_REQUIREMENT_
Search the records for "PubMed" and copy each line that holds it.

_SUPPLIED DATA_
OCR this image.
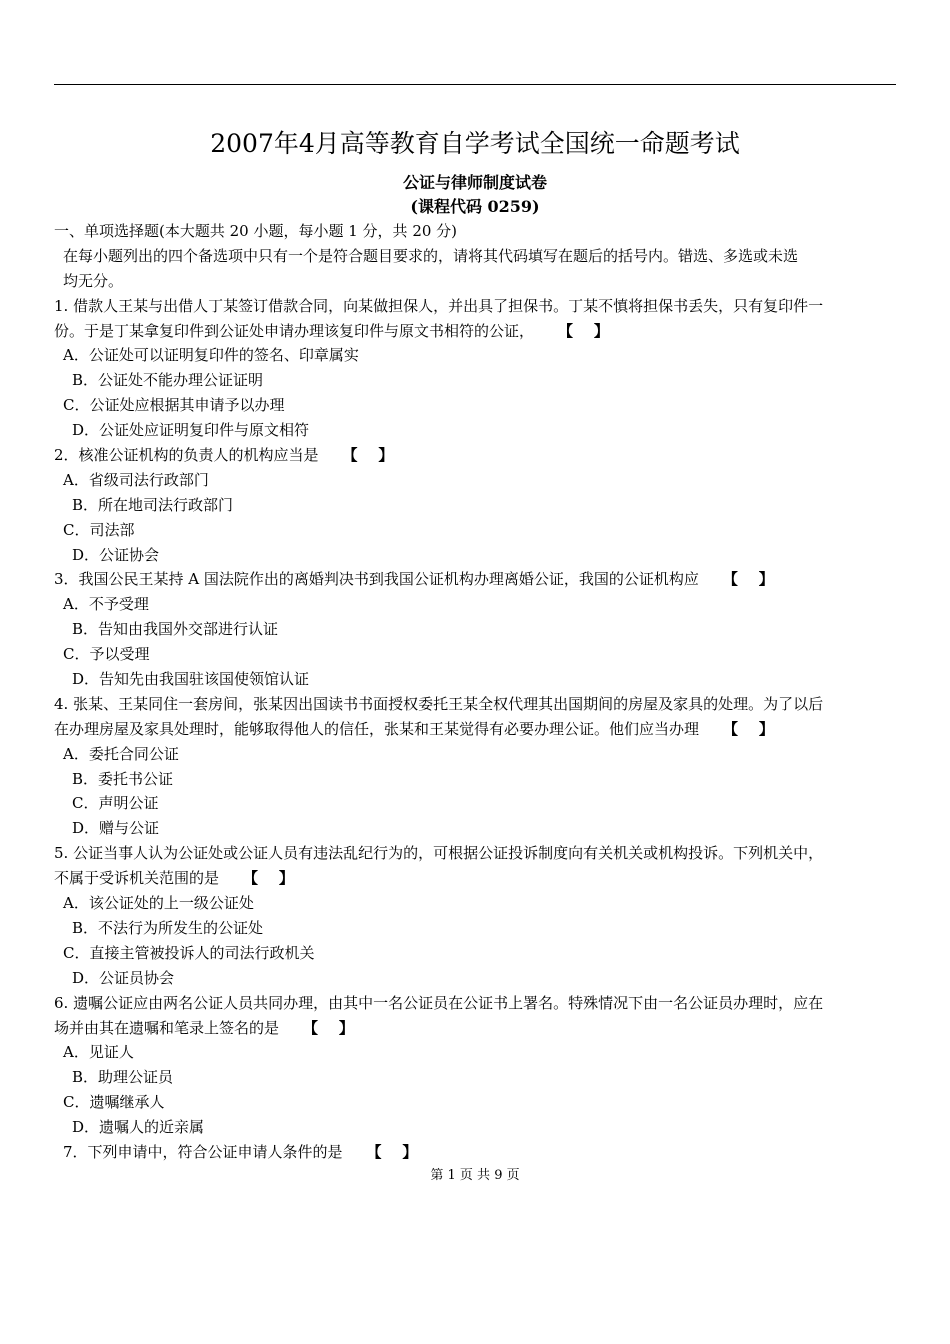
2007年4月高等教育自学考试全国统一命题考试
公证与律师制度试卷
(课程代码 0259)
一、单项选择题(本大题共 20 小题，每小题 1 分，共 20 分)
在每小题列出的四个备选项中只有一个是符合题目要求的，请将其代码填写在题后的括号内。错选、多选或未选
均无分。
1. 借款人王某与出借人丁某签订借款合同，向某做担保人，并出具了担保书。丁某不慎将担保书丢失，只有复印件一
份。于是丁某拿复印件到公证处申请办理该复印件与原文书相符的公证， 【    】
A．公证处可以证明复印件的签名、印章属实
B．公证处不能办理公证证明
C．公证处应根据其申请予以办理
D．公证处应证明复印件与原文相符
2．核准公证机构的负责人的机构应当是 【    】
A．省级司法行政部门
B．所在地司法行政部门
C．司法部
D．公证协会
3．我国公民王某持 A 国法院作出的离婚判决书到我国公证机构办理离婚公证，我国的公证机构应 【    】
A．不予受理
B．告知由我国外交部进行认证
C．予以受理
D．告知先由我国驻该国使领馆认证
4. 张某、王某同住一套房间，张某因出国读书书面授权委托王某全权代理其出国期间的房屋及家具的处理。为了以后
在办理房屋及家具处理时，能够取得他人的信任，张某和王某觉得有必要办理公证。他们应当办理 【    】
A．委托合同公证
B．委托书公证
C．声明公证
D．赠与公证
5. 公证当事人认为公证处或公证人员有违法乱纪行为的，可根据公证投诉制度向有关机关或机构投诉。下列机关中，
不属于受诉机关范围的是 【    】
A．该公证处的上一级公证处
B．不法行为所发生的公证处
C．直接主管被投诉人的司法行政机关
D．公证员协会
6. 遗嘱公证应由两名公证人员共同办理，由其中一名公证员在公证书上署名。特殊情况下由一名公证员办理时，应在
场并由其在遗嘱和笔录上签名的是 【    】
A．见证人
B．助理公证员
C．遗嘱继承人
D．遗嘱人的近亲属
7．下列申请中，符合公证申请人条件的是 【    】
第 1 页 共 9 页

---

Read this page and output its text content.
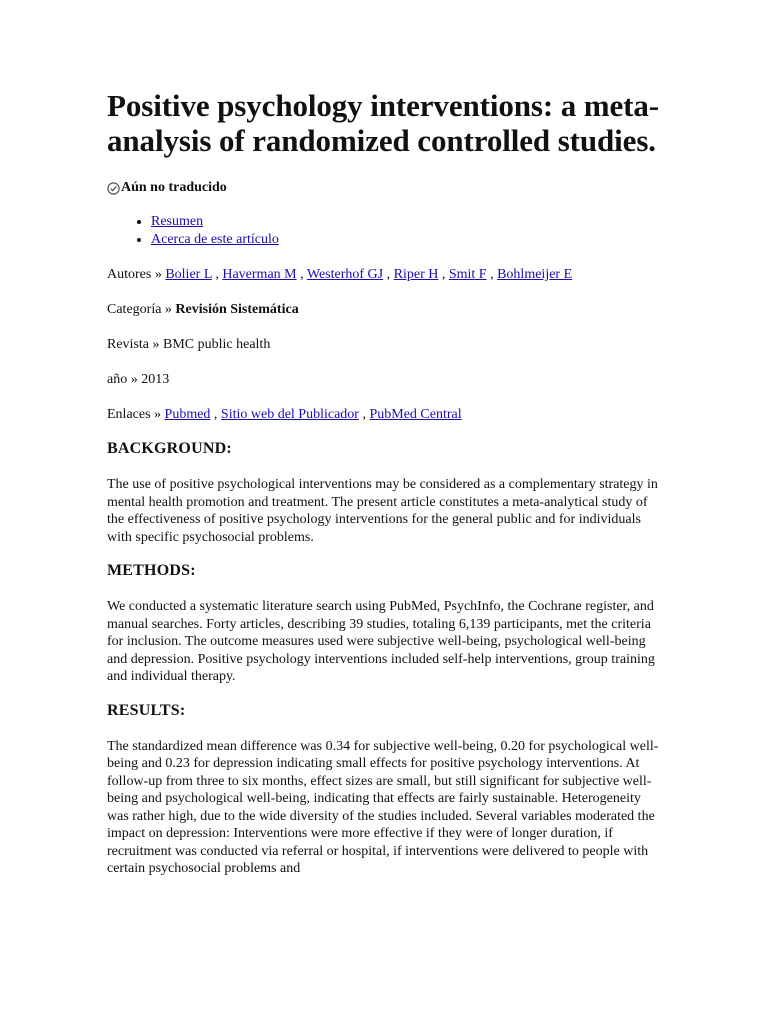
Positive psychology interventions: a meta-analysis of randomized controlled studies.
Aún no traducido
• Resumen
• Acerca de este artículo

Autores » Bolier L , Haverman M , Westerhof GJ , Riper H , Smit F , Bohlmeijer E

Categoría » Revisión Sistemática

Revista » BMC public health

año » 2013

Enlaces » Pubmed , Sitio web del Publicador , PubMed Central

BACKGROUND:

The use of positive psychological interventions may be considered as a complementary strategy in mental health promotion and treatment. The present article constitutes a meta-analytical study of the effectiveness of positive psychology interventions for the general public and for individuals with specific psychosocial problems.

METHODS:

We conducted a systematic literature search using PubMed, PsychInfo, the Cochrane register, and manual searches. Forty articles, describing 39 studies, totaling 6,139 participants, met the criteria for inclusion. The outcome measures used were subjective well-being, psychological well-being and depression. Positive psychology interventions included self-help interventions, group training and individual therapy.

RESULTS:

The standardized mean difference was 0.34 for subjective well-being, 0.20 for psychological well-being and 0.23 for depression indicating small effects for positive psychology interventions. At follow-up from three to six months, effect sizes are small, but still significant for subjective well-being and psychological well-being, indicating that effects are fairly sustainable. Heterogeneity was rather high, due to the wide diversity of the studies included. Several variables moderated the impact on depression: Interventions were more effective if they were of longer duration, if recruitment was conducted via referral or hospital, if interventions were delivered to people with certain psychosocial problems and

==

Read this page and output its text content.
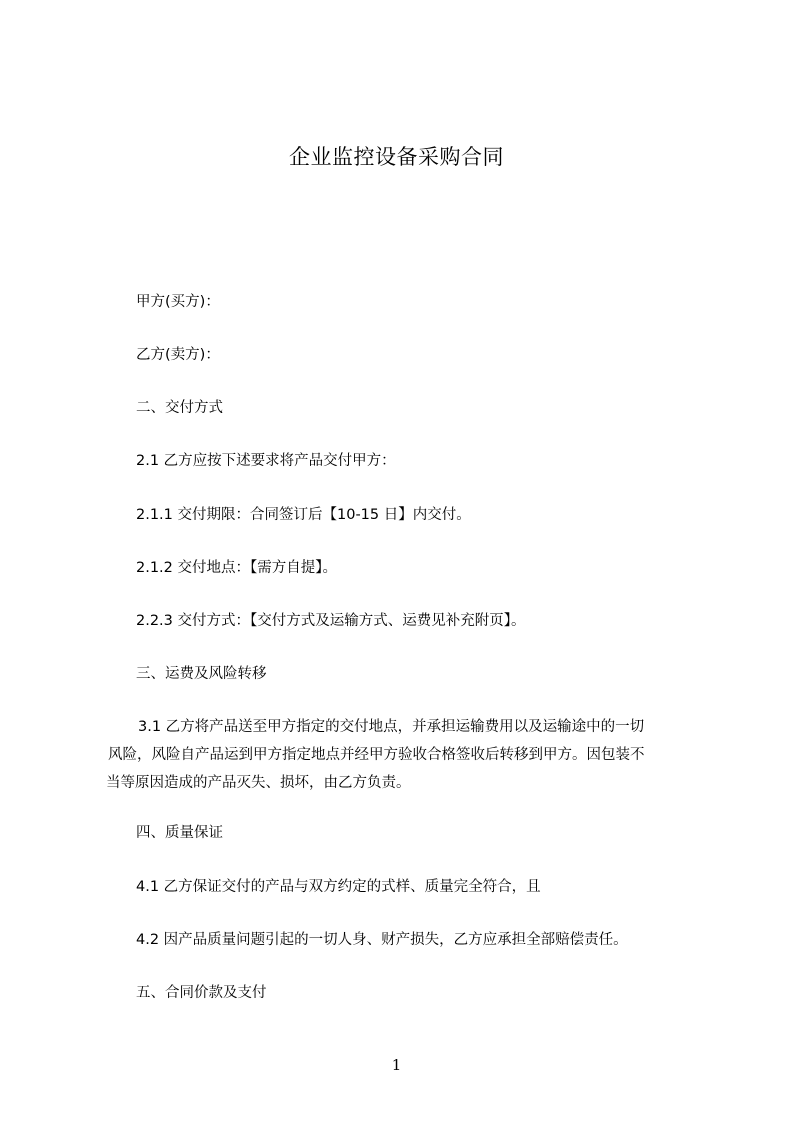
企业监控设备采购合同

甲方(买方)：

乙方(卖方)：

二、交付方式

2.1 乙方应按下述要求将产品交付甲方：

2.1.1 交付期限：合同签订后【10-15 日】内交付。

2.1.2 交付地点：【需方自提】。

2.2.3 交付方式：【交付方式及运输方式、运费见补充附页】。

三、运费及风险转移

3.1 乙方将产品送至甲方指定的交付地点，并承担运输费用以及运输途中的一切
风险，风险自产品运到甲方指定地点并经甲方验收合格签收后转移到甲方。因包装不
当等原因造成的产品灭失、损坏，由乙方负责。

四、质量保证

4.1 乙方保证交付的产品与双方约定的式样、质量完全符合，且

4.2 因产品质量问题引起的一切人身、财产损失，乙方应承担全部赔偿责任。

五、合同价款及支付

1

_RESULT FOR THIS TASK_
Enlaces » Pubmed , Sitio web del Publicador , PubMed Central
We conducted a systematic literature search using PubMed, PsychInfo, the Cochrane register, and manual searches. Forty articles, describing 39 studies, totaling 6,139 participants, met the criteria for inclusion. The outcome measures used were subjective well-being, psychological well-being and depression. Positive psychology interventions included self-help interventions, group training and individual therapy.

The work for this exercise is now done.